## [Data for the task]
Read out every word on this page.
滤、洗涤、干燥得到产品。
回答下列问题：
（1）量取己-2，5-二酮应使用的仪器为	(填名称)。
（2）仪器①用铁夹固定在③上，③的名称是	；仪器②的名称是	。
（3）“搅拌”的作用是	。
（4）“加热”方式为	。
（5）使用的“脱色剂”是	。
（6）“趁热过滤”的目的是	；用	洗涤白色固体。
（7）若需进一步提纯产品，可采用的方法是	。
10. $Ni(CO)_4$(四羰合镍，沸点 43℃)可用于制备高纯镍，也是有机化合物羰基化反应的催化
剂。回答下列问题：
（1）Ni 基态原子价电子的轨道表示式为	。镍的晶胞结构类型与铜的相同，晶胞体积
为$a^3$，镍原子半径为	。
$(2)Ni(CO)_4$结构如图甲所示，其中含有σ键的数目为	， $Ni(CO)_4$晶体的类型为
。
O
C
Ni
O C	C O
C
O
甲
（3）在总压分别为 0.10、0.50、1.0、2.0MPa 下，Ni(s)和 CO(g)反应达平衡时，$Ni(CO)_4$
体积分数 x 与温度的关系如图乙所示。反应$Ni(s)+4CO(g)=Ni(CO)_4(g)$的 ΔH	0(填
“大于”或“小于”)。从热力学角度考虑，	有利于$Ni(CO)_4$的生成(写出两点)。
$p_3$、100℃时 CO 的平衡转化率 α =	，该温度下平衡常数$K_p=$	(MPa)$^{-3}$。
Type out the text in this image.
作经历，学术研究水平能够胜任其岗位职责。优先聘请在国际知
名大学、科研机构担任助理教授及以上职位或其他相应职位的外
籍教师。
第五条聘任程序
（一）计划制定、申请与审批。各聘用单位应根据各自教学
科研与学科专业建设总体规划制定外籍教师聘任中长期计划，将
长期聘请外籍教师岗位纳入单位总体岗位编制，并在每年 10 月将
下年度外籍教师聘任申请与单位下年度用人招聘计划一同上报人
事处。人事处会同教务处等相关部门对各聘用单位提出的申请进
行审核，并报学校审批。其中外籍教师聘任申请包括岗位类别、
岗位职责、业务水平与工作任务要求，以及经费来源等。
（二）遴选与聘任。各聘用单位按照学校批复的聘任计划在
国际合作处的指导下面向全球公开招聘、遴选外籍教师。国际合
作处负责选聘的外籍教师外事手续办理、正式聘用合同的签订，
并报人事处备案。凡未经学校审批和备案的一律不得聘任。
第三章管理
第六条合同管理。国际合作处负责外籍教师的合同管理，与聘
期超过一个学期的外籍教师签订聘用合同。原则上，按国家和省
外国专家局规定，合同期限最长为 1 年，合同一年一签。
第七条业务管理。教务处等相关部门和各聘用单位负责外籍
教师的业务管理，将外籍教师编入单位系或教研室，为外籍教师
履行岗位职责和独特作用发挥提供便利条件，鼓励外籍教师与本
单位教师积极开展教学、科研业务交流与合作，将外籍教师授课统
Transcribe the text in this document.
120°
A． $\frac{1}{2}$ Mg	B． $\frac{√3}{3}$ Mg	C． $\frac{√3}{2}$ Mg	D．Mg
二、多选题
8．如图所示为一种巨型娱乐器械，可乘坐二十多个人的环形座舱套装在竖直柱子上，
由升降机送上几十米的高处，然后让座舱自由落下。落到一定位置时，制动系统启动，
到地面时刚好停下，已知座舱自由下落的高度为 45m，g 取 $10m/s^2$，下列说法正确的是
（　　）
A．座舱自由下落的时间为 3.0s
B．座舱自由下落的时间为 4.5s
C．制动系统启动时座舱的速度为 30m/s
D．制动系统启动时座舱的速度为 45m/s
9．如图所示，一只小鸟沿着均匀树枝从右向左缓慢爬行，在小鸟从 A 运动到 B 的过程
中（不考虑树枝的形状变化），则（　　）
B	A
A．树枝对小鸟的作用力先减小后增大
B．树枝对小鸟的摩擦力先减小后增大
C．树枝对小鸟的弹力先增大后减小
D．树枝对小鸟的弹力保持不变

## [Required work]
Scan the data for the word "this" and copy every line where it shows up.

## [The solution]
Read out every word on this page.
Type out the text in this image.
Transcribe the text in this document.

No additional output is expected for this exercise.